* [GOAL]: What is the number of lines in the data that hold the string "落地轻巧"? Reply with that number only.

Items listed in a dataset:
----------

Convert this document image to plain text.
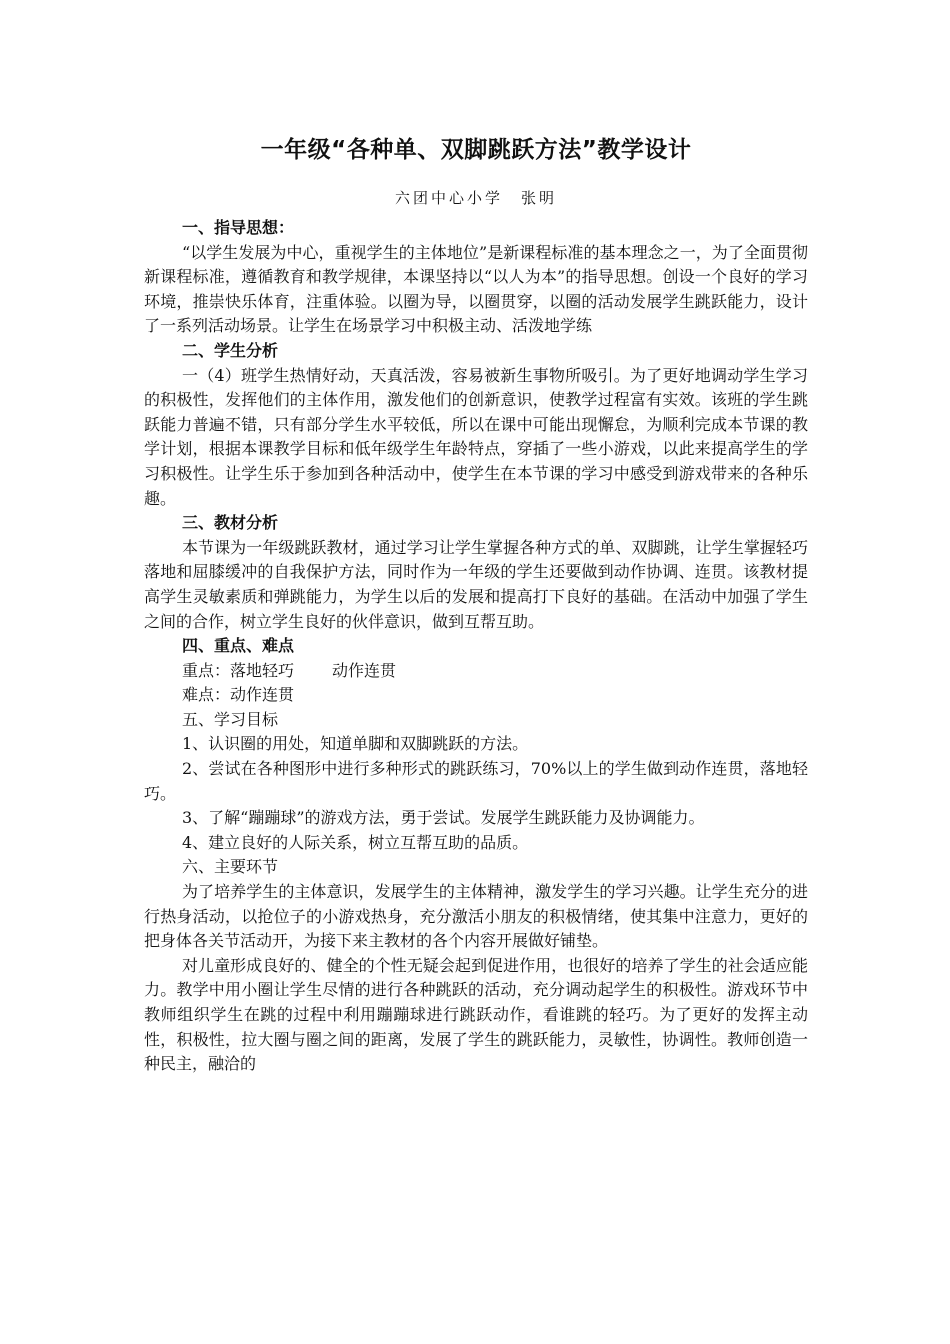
一年级“各种单、双脚跳跃方法”教学设计
六团中心小学 张明
一、指导思想：

“以学生发展为中心，重视学生的主体地位”是新课程标准的基本理念之一，为了全面贯彻新课程标准，遵循教育和教学规律，本课坚持以“以人为本”的指导思想。创设一个良好的学习环境，推崇快乐体育，注重体验。以圈为导，以圈贯穿，以圈的活动发展学生跳跃能力，设计了一系列活动场景。让学生在场景学习中积极主动、活泼地学练

二、学生分析

一（4）班学生热情好动，天真活泼，容易被新生事物所吸引。为了更好地调动学生学习的积极性，发挥他们的主体作用，激发他们的创新意识，使教学过程富有实效。该班的学生跳跃能力普遍不错，只有部分学生水平较低，所以在课中可能出现懈怠，为顺利完成本节课的教学计划，根据本课教学目标和低年级学生年龄特点，穿插了一些小游戏，以此来提高学生的学习积极性。让学生乐于参加到各种活动中，使学生在本节课的学习中感受到游戏带来的各种乐趣。

三、教材分析

本节课为一年级跳跃教材，通过学习让学生掌握各种方式的单、双脚跳，让学生掌握轻巧落地和屈膝缓冲的自我保护方法，同时作为一年级的学生还要做到动作协调、连贯。该教材提高学生灵敏素质和弹跳能力，为学生以后的发展和提高打下良好的基础。在活动中加强了学生之间的合作，树立学生良好的伙伴意识，做到互帮互助。

四、重点、难点

重点：落地轻巧 动作连贯

难点：动作连贯

五、学习目标

1、认识圈的用处，知道单脚和双脚跳跃的方法。

2、尝试在各种图形中进行多种形式的跳跃练习，70%以上的学生做到动作连贯，落地轻巧。

3、了解“蹦蹦球”的游戏方法，勇于尝试。发展学生跳跃能力及协调能力。

4、建立良好的人际关系，树立互帮互助的品质。

六、主要环节

为了培养学生的主体意识，发展学生的主体精神，激发学生的学习兴趣。让学生充分的进行热身活动，以抢位子的小游戏热身，充分激活小朋友的积极情绪，使其集中注意力，更好的把身体各关节活动开，为接下来主教材的各个内容开展做好铺垫。

对儿童形成良好的、健全的个性无疑会起到促进作用，也很好的培养了学生的社会适应能力。教学中用小圈让学生尽情的进行各种跳跃的活动，充分调动起学生的积极性。游戏环节中教师组织学生在跳的过程中利用蹦蹦球进行跳跃动作，看谁跳的轻巧。为了更好的发挥主动性，积极性，拉大圈与圈之间的距离，发展了学生的跳跃能力，灵敏性，协调性。教师创造一种民主，融洽的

----------

* [SOLUTION TO THIS PROBLEM]: 2